*Stated goal*
Pull out every line below containing the word "gradual".

Items listed in a dataset
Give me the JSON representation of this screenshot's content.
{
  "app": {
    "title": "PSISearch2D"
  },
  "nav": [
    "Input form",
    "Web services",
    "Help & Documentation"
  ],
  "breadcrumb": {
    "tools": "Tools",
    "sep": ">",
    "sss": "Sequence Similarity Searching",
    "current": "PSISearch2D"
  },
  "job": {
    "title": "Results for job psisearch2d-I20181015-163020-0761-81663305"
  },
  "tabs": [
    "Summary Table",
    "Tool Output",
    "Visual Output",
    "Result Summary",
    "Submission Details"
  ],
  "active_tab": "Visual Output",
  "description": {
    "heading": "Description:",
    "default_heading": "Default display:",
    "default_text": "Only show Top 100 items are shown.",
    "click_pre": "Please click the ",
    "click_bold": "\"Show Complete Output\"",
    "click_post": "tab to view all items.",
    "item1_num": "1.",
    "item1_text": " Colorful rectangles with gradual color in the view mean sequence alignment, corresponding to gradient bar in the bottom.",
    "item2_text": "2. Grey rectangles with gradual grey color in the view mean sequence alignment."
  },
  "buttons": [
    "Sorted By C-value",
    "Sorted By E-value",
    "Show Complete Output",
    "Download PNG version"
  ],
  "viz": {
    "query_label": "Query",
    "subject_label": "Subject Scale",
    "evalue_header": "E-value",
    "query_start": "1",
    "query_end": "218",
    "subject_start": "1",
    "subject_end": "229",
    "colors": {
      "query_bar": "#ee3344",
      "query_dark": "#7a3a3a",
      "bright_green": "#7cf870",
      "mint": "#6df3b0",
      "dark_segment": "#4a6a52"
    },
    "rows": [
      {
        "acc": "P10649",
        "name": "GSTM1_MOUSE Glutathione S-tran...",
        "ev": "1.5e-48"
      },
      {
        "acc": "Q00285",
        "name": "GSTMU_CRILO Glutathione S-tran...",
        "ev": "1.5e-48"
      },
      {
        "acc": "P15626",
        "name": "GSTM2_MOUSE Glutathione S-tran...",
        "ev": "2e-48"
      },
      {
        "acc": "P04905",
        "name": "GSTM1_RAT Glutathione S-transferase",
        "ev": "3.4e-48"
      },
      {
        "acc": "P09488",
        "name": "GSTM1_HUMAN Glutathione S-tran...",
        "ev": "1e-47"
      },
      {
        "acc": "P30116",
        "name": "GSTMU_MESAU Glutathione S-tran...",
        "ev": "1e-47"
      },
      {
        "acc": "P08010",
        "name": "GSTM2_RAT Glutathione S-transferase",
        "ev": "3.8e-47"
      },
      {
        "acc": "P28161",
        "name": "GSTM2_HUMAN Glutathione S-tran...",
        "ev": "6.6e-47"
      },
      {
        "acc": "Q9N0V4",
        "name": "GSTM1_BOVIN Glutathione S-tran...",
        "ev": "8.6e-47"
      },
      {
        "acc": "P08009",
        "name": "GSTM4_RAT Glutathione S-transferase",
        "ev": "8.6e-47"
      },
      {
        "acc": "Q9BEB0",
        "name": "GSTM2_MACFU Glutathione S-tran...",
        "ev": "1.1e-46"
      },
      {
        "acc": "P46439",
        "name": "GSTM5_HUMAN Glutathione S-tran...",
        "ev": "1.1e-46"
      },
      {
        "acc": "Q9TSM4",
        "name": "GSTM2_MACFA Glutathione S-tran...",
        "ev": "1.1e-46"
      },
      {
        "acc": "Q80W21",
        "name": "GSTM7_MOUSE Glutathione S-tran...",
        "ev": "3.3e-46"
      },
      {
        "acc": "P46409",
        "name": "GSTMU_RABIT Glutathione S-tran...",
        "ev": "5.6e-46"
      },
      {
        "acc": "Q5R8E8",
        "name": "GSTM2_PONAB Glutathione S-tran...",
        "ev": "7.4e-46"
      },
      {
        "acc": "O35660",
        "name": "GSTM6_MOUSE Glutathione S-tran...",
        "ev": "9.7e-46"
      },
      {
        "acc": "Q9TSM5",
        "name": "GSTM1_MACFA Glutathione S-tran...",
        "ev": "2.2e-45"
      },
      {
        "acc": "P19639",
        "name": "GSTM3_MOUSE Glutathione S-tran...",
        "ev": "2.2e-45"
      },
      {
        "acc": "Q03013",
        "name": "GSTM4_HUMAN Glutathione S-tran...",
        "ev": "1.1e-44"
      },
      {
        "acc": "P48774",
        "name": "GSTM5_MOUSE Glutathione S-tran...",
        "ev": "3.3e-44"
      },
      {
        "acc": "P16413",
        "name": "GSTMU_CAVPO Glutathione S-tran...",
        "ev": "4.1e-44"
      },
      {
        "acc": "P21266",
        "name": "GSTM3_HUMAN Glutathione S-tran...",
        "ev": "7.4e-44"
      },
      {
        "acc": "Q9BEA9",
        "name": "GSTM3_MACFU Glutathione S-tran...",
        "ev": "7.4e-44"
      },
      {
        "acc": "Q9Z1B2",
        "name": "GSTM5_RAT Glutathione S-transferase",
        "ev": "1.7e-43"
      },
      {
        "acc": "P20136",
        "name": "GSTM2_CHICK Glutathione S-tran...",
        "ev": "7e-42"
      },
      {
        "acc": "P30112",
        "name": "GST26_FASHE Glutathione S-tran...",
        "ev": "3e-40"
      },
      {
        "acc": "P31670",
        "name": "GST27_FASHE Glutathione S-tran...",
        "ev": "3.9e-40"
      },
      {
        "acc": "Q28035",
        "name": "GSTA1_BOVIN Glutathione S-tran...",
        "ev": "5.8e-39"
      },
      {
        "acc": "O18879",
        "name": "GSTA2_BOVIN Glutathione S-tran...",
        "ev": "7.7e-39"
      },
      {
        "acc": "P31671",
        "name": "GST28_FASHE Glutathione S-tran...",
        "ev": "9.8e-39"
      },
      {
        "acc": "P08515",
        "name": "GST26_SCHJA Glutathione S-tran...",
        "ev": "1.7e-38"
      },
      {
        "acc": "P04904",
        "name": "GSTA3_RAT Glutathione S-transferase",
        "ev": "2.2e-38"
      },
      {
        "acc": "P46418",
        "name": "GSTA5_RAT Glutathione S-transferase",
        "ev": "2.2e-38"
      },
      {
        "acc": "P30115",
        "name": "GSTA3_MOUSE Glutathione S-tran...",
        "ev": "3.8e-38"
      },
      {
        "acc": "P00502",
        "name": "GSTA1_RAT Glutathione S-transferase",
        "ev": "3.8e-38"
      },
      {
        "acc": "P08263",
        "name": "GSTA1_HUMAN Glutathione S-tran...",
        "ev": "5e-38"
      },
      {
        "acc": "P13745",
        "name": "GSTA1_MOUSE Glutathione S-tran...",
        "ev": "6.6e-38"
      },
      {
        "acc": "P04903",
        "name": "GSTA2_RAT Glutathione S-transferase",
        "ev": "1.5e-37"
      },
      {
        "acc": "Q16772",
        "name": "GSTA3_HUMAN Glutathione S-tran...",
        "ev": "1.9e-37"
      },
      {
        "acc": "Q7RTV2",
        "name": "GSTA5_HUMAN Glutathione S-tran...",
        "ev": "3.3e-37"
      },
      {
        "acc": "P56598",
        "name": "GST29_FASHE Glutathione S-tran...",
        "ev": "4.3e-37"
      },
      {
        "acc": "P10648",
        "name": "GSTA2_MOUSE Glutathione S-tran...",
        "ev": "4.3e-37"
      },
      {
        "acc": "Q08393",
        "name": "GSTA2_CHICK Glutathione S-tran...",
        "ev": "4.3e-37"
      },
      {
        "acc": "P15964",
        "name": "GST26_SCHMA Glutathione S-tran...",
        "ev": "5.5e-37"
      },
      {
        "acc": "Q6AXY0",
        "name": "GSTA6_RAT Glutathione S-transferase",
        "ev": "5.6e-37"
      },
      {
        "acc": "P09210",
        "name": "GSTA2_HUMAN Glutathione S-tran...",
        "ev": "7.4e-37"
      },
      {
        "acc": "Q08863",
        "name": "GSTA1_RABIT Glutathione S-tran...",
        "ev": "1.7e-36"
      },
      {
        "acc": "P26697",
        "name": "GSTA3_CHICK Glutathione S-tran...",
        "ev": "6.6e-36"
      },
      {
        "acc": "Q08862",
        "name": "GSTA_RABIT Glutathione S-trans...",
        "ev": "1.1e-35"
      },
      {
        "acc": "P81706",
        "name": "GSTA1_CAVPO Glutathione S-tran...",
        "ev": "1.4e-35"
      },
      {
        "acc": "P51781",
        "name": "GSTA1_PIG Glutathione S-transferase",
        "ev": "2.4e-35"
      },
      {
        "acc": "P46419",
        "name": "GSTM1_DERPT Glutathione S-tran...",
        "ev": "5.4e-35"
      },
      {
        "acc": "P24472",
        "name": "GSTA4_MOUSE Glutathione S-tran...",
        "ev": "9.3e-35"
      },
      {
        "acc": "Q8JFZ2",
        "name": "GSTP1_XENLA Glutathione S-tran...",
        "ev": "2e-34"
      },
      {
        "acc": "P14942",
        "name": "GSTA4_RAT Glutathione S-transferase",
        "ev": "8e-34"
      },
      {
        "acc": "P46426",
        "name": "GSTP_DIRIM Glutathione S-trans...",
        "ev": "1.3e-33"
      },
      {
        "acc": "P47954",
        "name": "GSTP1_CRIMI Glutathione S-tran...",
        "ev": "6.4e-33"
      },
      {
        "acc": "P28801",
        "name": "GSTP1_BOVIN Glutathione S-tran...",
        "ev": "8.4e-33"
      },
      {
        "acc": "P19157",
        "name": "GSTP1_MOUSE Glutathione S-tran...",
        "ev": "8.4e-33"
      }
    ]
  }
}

*Complete answer*
    "item1_text": " Colorful rectangles with gradual color in the view mean sequence alignment, corresponding to gradient bar in the bottom.",
    "item2_text": "2. Grey rectangles with gradual grey color in the view mean sequence alignment."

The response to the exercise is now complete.